§ Entries from a visual dataset
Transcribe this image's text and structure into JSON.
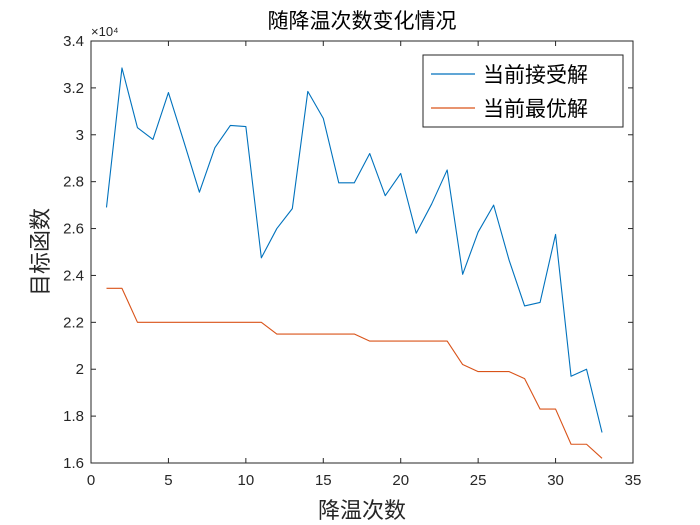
{
  "chart_data": {
    "type": "line",
    "title": "随降温次数变化情况",
    "xlabel": "降温次数",
    "ylabel": "目标函数",
    "y_exponent_label": "×10⁴",
    "xlim": [
      0,
      35
    ],
    "ylim": [
      16000,
      34000
    ],
    "xticks": [
      0,
      5,
      10,
      15,
      20,
      25,
      30,
      35
    ],
    "yticks": [
      16000,
      18000,
      20000,
      22000,
      24000,
      26000,
      28000,
      30000,
      32000,
      34000
    ],
    "ytick_labels": [
      "1.6",
      "1.8",
      "2",
      "2.2",
      "2.4",
      "2.6",
      "2.8",
      "3",
      "3.2",
      "3.4"
    ],
    "legend_position": "top-right",
    "grid": false,
    "x": [
      1,
      2,
      3,
      4,
      5,
      6,
      7,
      8,
      9,
      10,
      11,
      12,
      13,
      14,
      15,
      16,
      17,
      18,
      19,
      20,
      21,
      22,
      23,
      24,
      25,
      26,
      27,
      28,
      29,
      30,
      31,
      32,
      33
    ],
    "series": [
      {
        "name": "当前接受解",
        "color": "#0072BD",
        "values": [
          26900,
          32850,
          30300,
          29800,
          31800,
          29700,
          27550,
          29450,
          30400,
          30350,
          24750,
          26000,
          26850,
          31850,
          30700,
          27950,
          27950,
          29200,
          27400,
          28350,
          25800,
          27050,
          28500,
          24050,
          25850,
          27000,
          24650,
          22700,
          22850,
          25750,
          19700,
          20000,
          17300
        ]
      },
      {
        "name": "当前最优解",
        "color": "#D95319",
        "values": [
          23450,
          23450,
          22000,
          22000,
          22000,
          22000,
          22000,
          22000,
          22000,
          22000,
          22000,
          21500,
          21500,
          21500,
          21500,
          21500,
          21500,
          21200,
          21200,
          21200,
          21200,
          21200,
          21200,
          20200,
          19900,
          19900,
          19900,
          19600,
          18300,
          18300,
          16800,
          16800,
          16200
        ]
      }
    ]
  }
}
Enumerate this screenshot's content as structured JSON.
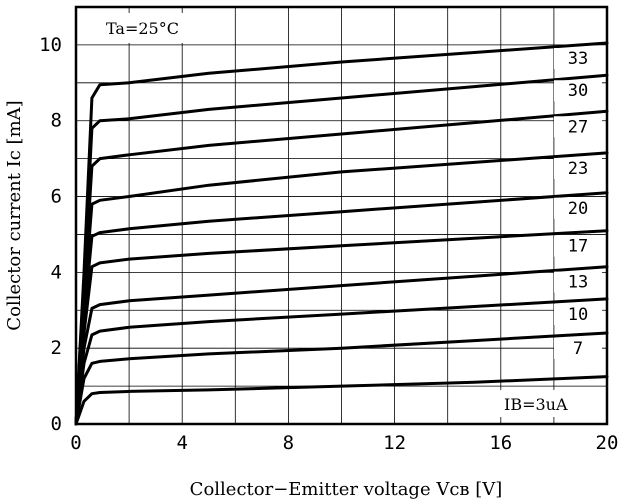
{
  "chart_data": {
    "type": "line",
    "title": "",
    "xlabel": "Collector−Emitter voltage Vcʙ [V]",
    "ylabel": "Collector current Ic [mA]",
    "xlim": [
      0,
      20
    ],
    "ylim": [
      0,
      11
    ],
    "x_ticks": [
      "0",
      "4",
      "8",
      "12",
      "16",
      "20"
    ],
    "y_ticks": [
      "0",
      "2",
      "4",
      "6",
      "8",
      "10"
    ],
    "x_tick_values": [
      0,
      4,
      8,
      12,
      16,
      20
    ],
    "y_tick_values": [
      0,
      2,
      4,
      6,
      8,
      10
    ],
    "grid": true,
    "annotations": {
      "condition": "Ta=25°C",
      "base_current_prefix": "IB",
      "base_current_value": "=3uA"
    },
    "series": [
      {
        "label": "33",
        "x": [
          0,
          0.3,
          0.6,
          0.9,
          2,
          5,
          10,
          15,
          20
        ],
        "y": [
          0,
          4.0,
          8.6,
          8.95,
          9.0,
          9.25,
          9.55,
          9.8,
          10.05
        ]
      },
      {
        "label": "30",
        "x": [
          0,
          0.3,
          0.6,
          0.9,
          2,
          5,
          10,
          15,
          20
        ],
        "y": [
          0,
          3.8,
          7.8,
          8.0,
          8.05,
          8.3,
          8.6,
          8.9,
          9.2
        ]
      },
      {
        "label": "27",
        "x": [
          0,
          0.3,
          0.6,
          0.9,
          2,
          5,
          10,
          15,
          20
        ],
        "y": [
          0,
          3.5,
          6.8,
          7.0,
          7.1,
          7.35,
          7.65,
          7.95,
          8.25
        ]
      },
      {
        "label": "23",
        "x": [
          0,
          0.3,
          0.6,
          0.9,
          2,
          5,
          10,
          15,
          20
        ],
        "y": [
          0,
          3.2,
          5.8,
          5.9,
          6.0,
          6.3,
          6.65,
          6.9,
          7.15
        ]
      },
      {
        "label": "20",
        "x": [
          0,
          0.3,
          0.6,
          0.9,
          2,
          5,
          10,
          15,
          20
        ],
        "y": [
          0,
          2.8,
          4.95,
          5.05,
          5.15,
          5.35,
          5.6,
          5.85,
          6.1
        ]
      },
      {
        "label": "17",
        "x": [
          0,
          0.3,
          0.6,
          0.9,
          2,
          5,
          10,
          15,
          20
        ],
        "y": [
          0,
          2.4,
          4.15,
          4.25,
          4.35,
          4.5,
          4.7,
          4.9,
          5.1
        ]
      },
      {
        "label": "13",
        "x": [
          0,
          0.3,
          0.6,
          0.9,
          2,
          5,
          10,
          15,
          20
        ],
        "y": [
          0,
          2.0,
          3.05,
          3.15,
          3.25,
          3.4,
          3.65,
          3.9,
          4.15
        ]
      },
      {
        "label": "10",
        "x": [
          0,
          0.3,
          0.6,
          0.9,
          2,
          5,
          10,
          15,
          20
        ],
        "y": [
          0,
          1.6,
          2.35,
          2.45,
          2.55,
          2.7,
          2.9,
          3.1,
          3.3
        ]
      },
      {
        "label": "7",
        "x": [
          0,
          0.3,
          0.6,
          0.9,
          2,
          5,
          10,
          15,
          20
        ],
        "y": [
          0,
          1.2,
          1.6,
          1.65,
          1.72,
          1.85,
          2.0,
          2.2,
          2.4
        ]
      },
      {
        "label": "3",
        "x": [
          0,
          0.3,
          0.6,
          0.9,
          2,
          5,
          10,
          15,
          20
        ],
        "y": [
          0,
          0.6,
          0.8,
          0.83,
          0.86,
          0.9,
          1.0,
          1.1,
          1.25
        ]
      }
    ]
  }
}
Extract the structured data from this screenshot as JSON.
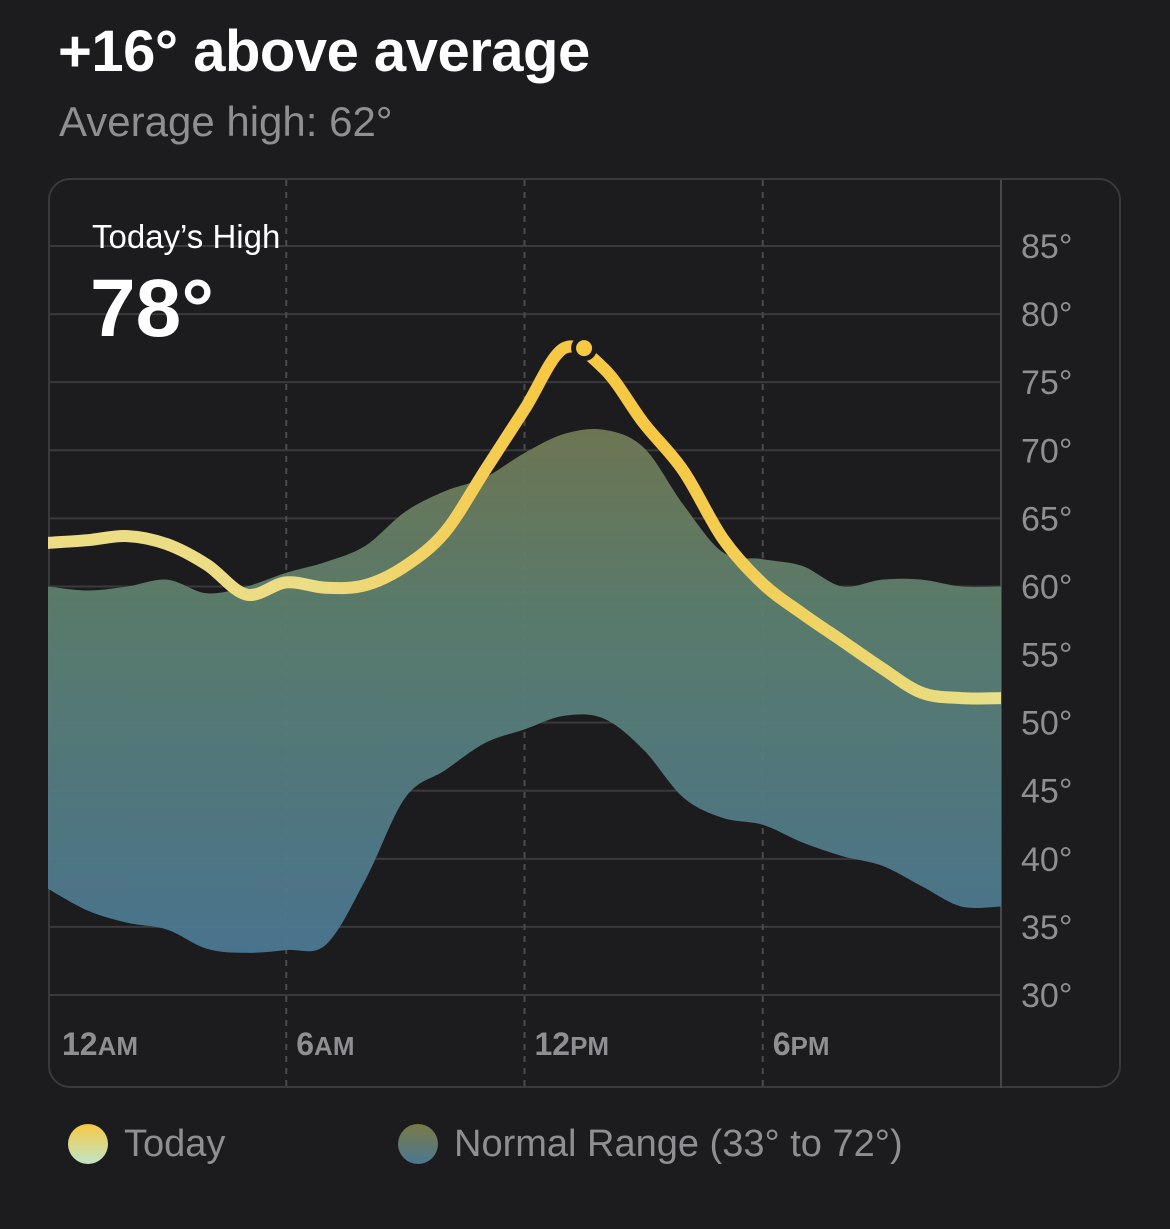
{
  "header": {
    "title": "+16° above average",
    "subtitle": "Average high: 62°"
  },
  "highlight": {
    "label": "Today’s High",
    "value": "78°"
  },
  "legend": {
    "today_label": "Today",
    "normal_label": "Normal Range (33° to 72°)"
  },
  "colors": {
    "background": "#1c1c1e",
    "today_line_peak": "#f7c843",
    "today_line_edge": "#e6e08a",
    "range_top": "#717a55",
    "range_bottom": "#4b7893",
    "grid": "#3a3a3c",
    "axis_text": "#8e8e93"
  },
  "chart_data": {
    "type": "area",
    "x_unit": "hour",
    "xlim": [
      0,
      24
    ],
    "ylim": [
      30,
      90
    ],
    "yticks": [
      85,
      80,
      75,
      70,
      65,
      60,
      55,
      50,
      45,
      40,
      35,
      30
    ],
    "ytick_labels": [
      "85°",
      "80°",
      "75°",
      "70°",
      "65°",
      "60°",
      "55°",
      "50°",
      "45°",
      "40°",
      "35°",
      "30°"
    ],
    "xticks": [
      {
        "x": 0,
        "main": "12",
        "suffix": "AM"
      },
      {
        "x": 6,
        "main": "6",
        "suffix": "AM"
      },
      {
        "x": 12,
        "main": "12",
        "suffix": "PM"
      },
      {
        "x": 18,
        "main": "6",
        "suffix": "PM"
      }
    ],
    "grid": true,
    "series": [
      {
        "name": "Today",
        "kind": "line",
        "x": [
          0,
          1,
          2,
          3,
          4,
          5,
          6,
          7,
          8,
          9,
          10,
          11,
          12,
          13,
          14,
          15,
          16,
          17,
          18,
          19,
          20,
          21,
          22,
          23,
          24
        ],
        "y": [
          63.2,
          63.4,
          63.7,
          63.1,
          61.6,
          59.4,
          60.3,
          59.9,
          60.1,
          61.5,
          64.0,
          68.5,
          73.0,
          77.5,
          76.0,
          72.0,
          68.5,
          63.5,
          60.2,
          58.0,
          56.0,
          54.0,
          52.2,
          51.8,
          51.8
        ]
      },
      {
        "name": "Normal Range",
        "kind": "band",
        "x": [
          0,
          1,
          2,
          3,
          4,
          5,
          6,
          7,
          8,
          9,
          10,
          11,
          12,
          13,
          14,
          15,
          16,
          17,
          18,
          19,
          20,
          21,
          22,
          23,
          24
        ],
        "high": [
          60.0,
          59.7,
          60.0,
          60.5,
          59.5,
          60.0,
          61.0,
          61.8,
          63.0,
          65.5,
          67.0,
          68.0,
          69.8,
          71.2,
          71.5,
          70.2,
          66.0,
          62.5,
          62.0,
          61.5,
          60.0,
          60.5,
          60.5,
          60.0,
          60.0
        ],
        "low": [
          37.8,
          36.2,
          35.3,
          34.8,
          33.4,
          33.1,
          33.3,
          33.7,
          38.5,
          44.5,
          46.5,
          48.5,
          49.5,
          50.5,
          50.3,
          48.0,
          44.5,
          43.0,
          42.5,
          41.2,
          40.2,
          39.5,
          38.0,
          36.5,
          36.5
        ]
      }
    ],
    "annotations": [
      {
        "type": "peak-marker",
        "series": "Today",
        "x": 13.5,
        "y": 77.5
      }
    ]
  }
}
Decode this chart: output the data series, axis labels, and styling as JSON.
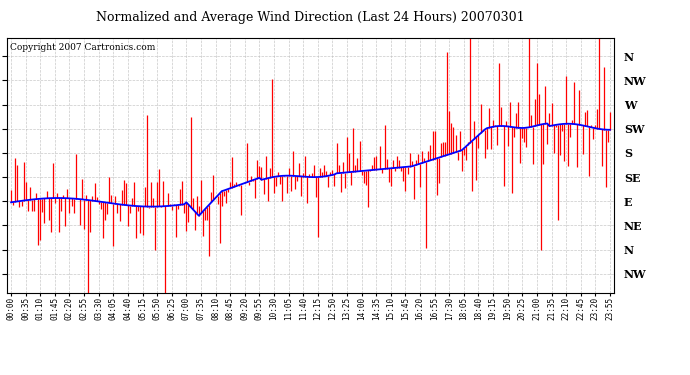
{
  "title": "Normalized and Average Wind Direction (Last 24 Hours) 20070301",
  "copyright": "Copyright 2007 Cartronics.com",
  "background_color": "#ffffff",
  "plot_background": "#ffffff",
  "grid_color": "#bbbbbb",
  "bar_color": "#ff0000",
  "line_color": "#0000ff",
  "ytick_labels": [
    "N",
    "NW",
    "W",
    "SW",
    "S",
    "SE",
    "E",
    "NE",
    "N",
    "NW"
  ],
  "ytick_values": [
    360,
    315,
    270,
    225,
    180,
    135,
    90,
    45,
    0,
    -45
  ],
  "ylim_top": 395,
  "ylim_bottom": -80,
  "time_step_minutes": 5,
  "num_points": 288,
  "xtick_step": 7,
  "title_fontsize": 9,
  "copyright_fontsize": 6.5,
  "ytick_fontsize": 8,
  "xtick_fontsize": 5.5
}
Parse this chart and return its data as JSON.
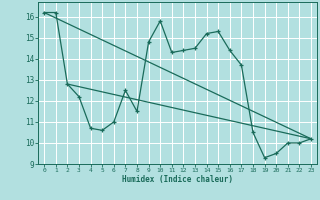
{
  "xlabel": "Humidex (Indice chaleur)",
  "background_color": "#b2e0e0",
  "grid_color": "#ffffff",
  "line_color": "#1a6b5a",
  "xlim": [
    -0.5,
    23.5
  ],
  "ylim": [
    9.0,
    16.7
  ],
  "yticks": [
    9,
    10,
    11,
    12,
    13,
    14,
    15,
    16
  ],
  "xticks": [
    0,
    1,
    2,
    3,
    4,
    5,
    6,
    7,
    8,
    9,
    10,
    11,
    12,
    13,
    14,
    15,
    16,
    17,
    18,
    19,
    20,
    21,
    22,
    23
  ],
  "series1_x": [
    0,
    1,
    2,
    3,
    4,
    5,
    6,
    7,
    8,
    9,
    10,
    11,
    12,
    13,
    14,
    15,
    16,
    17,
    18,
    19,
    20,
    21,
    22,
    23
  ],
  "series1_y": [
    16.2,
    16.2,
    12.8,
    12.2,
    10.7,
    10.6,
    11.0,
    12.5,
    11.5,
    14.8,
    15.8,
    14.3,
    14.4,
    14.5,
    15.2,
    15.3,
    14.4,
    13.7,
    10.5,
    9.3,
    9.5,
    10.0,
    10.0,
    10.2
  ],
  "series2_x": [
    0,
    23
  ],
  "series2_y": [
    16.2,
    10.2
  ],
  "series3_x": [
    2,
    23
  ],
  "series3_y": [
    12.8,
    10.2
  ]
}
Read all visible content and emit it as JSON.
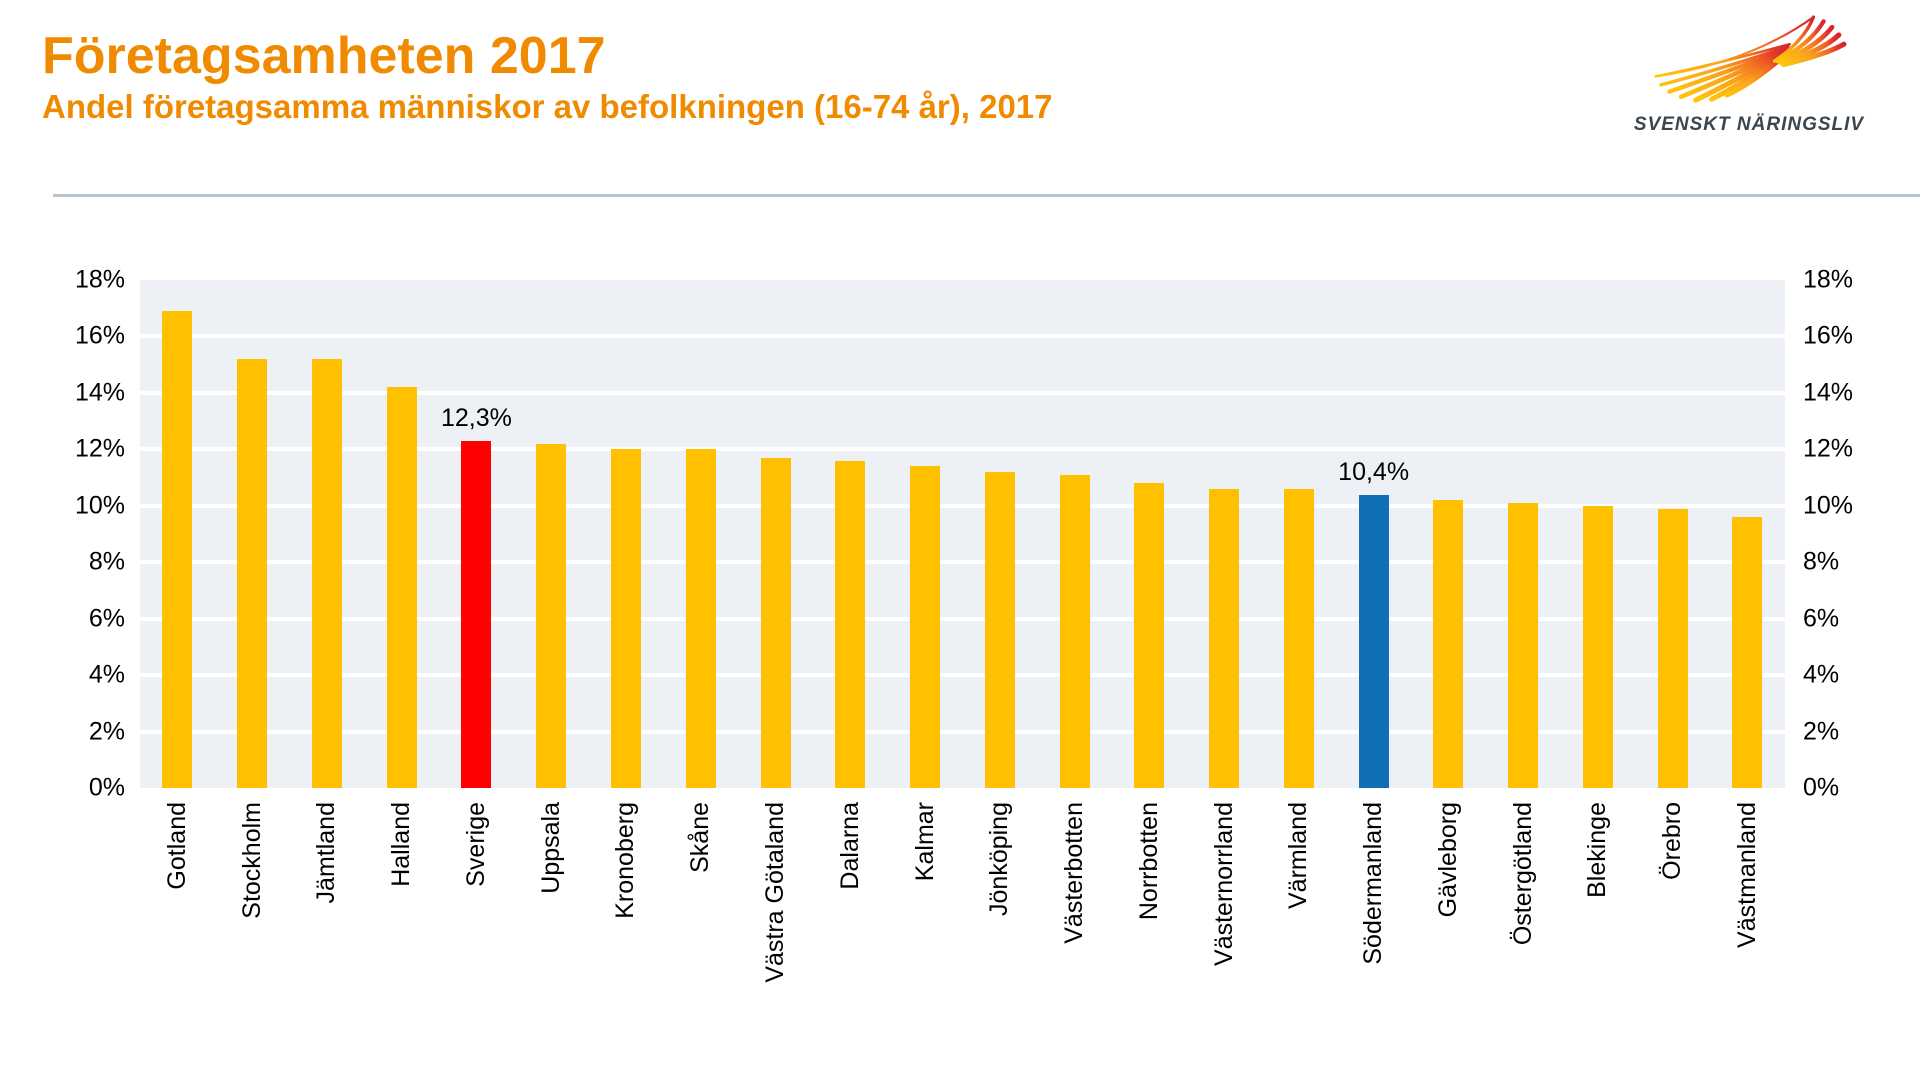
{
  "header": {
    "title": "Företagsamheten 2017",
    "subtitle": "Andel företagsamma människor av befolkningen (16-74 år), 2017"
  },
  "logo": {
    "brand": "SVENSKT NÄRINGSLIV",
    "icon": "wing-swoosh-icon",
    "colors": {
      "yellow": "#FFC50A",
      "orange": "#F58220",
      "red": "#D8232A",
      "text": "#3A4650"
    }
  },
  "accent_colors": {
    "title_orange": "#F08A00",
    "divider_gray": "#B7C3CE",
    "plot_background": "#EDF0F4"
  },
  "chart_data": {
    "type": "bar",
    "title": "Företagsamheten 2017",
    "subtitle": "Andel företagsamma människor av befolkningen (16-74 år), 2017",
    "categories": [
      "Gotland",
      "Stockholm",
      "Jämtland",
      "Halland",
      "Sverige",
      "Uppsala",
      "Kronoberg",
      "Skåne",
      "Västra Götaland",
      "Dalarna",
      "Kalmar",
      "Jönköping",
      "Västerbotten",
      "Norrbotten",
      "Västernorrland",
      "Värmland",
      "Södermanland",
      "Gävleborg",
      "Östergötland",
      "Blekinge",
      "Örebro",
      "Västmanland"
    ],
    "values": [
      16.9,
      15.2,
      15.2,
      14.2,
      12.3,
      12.2,
      12.0,
      12.0,
      11.7,
      11.6,
      11.4,
      11.2,
      11.1,
      10.8,
      10.6,
      10.6,
      10.4,
      10.2,
      10.1,
      10.0,
      9.9,
      9.6
    ],
    "bar_colors": [
      "#FFC000",
      "#FFC000",
      "#FFC000",
      "#FFC000",
      "#FE0000",
      "#FFC000",
      "#FFC000",
      "#FFC000",
      "#FFC000",
      "#FFC000",
      "#FFC000",
      "#FFC000",
      "#FFC000",
      "#FFC000",
      "#FFC000",
      "#FFC000",
      "#0F70B8",
      "#FFC000",
      "#FFC000",
      "#FFC000",
      "#FFC000",
      "#FFC000"
    ],
    "data_labels": [
      "",
      "",
      "",
      "",
      "12,3%",
      "",
      "",
      "",
      "",
      "",
      "",
      "",
      "",
      "",
      "",
      "",
      "10,4%",
      "",
      "",
      "",
      "",
      ""
    ],
    "highlighted": [
      {
        "category": "Sverige",
        "color": "#FE0000",
        "label": "12,3%"
      },
      {
        "category": "Södermanland",
        "color": "#0F70B8",
        "label": "10,4%"
      }
    ],
    "xlabel": "",
    "ylabel": "",
    "ylim": [
      0,
      18
    ],
    "ytick_step": 2,
    "yticks": [
      "18%",
      "16%",
      "14%",
      "12%",
      "10%",
      "8%",
      "6%",
      "4%",
      "2%",
      "0%"
    ],
    "grid": true,
    "gridline_color": "#ffffff",
    "axis_label_sides": "both",
    "legend": "none"
  }
}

§ Aim
Each line in the data that holds the string "content" should be found and copied.

§ Finished answer
Enumerate this screenshot's content as structured JSON.
Read all visible content and emit it as JSON.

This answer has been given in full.